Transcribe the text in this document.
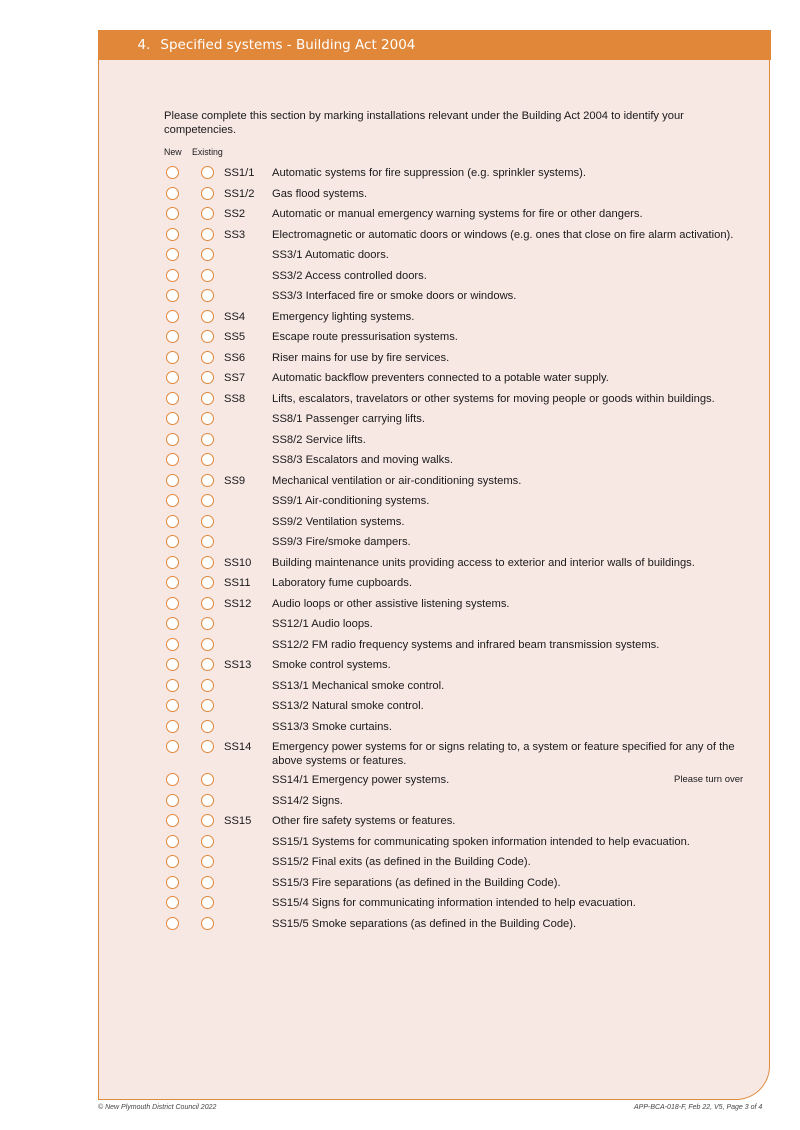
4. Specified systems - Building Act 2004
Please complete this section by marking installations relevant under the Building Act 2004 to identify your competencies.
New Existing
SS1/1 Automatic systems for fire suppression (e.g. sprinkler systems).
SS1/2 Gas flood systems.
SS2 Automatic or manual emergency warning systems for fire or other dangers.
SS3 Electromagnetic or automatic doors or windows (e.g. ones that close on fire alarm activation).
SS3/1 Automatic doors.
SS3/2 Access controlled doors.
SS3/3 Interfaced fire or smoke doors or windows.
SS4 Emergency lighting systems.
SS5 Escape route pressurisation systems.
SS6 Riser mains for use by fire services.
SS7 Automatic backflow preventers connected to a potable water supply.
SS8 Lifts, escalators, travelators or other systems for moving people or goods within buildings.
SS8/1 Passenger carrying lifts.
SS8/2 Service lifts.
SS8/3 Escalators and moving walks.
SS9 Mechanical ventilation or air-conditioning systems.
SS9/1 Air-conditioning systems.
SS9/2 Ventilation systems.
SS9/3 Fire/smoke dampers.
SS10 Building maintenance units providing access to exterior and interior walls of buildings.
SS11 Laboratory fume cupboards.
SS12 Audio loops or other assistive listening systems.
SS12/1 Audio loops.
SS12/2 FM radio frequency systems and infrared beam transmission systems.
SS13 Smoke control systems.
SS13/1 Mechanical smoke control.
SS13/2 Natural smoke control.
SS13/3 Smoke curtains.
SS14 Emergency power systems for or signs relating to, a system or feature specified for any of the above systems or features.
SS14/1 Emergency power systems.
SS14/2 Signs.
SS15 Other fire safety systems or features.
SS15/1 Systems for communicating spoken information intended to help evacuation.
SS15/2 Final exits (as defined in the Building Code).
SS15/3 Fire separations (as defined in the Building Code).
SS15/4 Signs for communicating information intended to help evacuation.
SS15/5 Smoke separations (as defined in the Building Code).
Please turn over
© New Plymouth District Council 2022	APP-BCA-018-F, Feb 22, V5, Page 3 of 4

■ ■ ■ ■ ■

§ Goal
Reproduce all of the material above word for word. Omit the pictures.

§ Exercise solution
Transcribe the text in this document.
4. Specified systems - Building Act 2004
Please complete this section by marking installations relevant under the Building Act 2004 to identify your competencies.
New Existing
SS1/1 Automatic systems for fire suppression (e.g. sprinkler systems).
SS1/2 Gas flood systems.
SS2 Automatic or manual emergency warning systems for fire or other dangers.
SS3 Electromagnetic or automatic doors or windows (e.g. ones that close on fire alarm activation).
SS3/1 Automatic doors.
SS3/2 Access controlled doors.
SS3/3 Interfaced fire or smoke doors or windows.
SS4 Emergency lighting systems.
SS5 Escape route pressurisation systems.
SS6 Riser mains for use by fire services.
SS7 Automatic backflow preventers connected to a potable water supply.
SS8 Lifts, escalators, travelators or other systems for moving people or goods within buildings.
SS8/1 Passenger carrying lifts.
SS8/2 Service lifts.
SS8/3 Escalators and moving walks.
SS9 Mechanical ventilation or air-conditioning systems.
SS9/1 Air-conditioning systems.
SS9/2 Ventilation systems.
SS9/3 Fire/smoke dampers.
SS10 Building maintenance units providing access to exterior and interior walls of buildings.
SS11 Laboratory fume cupboards.
SS12 Audio loops or other assistive listening systems.
SS12/1 Audio loops.
SS12/2 FM radio frequency systems and infrared beam transmission systems.
SS13 Smoke control systems.
SS13/1 Mechanical smoke control.
SS13/2 Natural smoke control.
SS13/3 Smoke curtains.
SS14 Emergency power systems for or signs relating to, a system or feature specified for any of the above systems or features.
SS14/1 Emergency power systems.
SS14/2 Signs.
SS15 Other fire safety systems or features.
SS15/1 Systems for communicating spoken information intended to help evacuation.
SS15/2 Final exits (as defined in the Building Code).
SS15/3 Fire separations (as defined in the Building Code).
SS15/4 Signs for communicating information intended to help evacuation.
SS15/5 Smoke separations (as defined in the Building Code).
Please turn over
© New Plymouth District Council 2022	APP-BCA-018-F, Feb 22, V5, Page 3 of 4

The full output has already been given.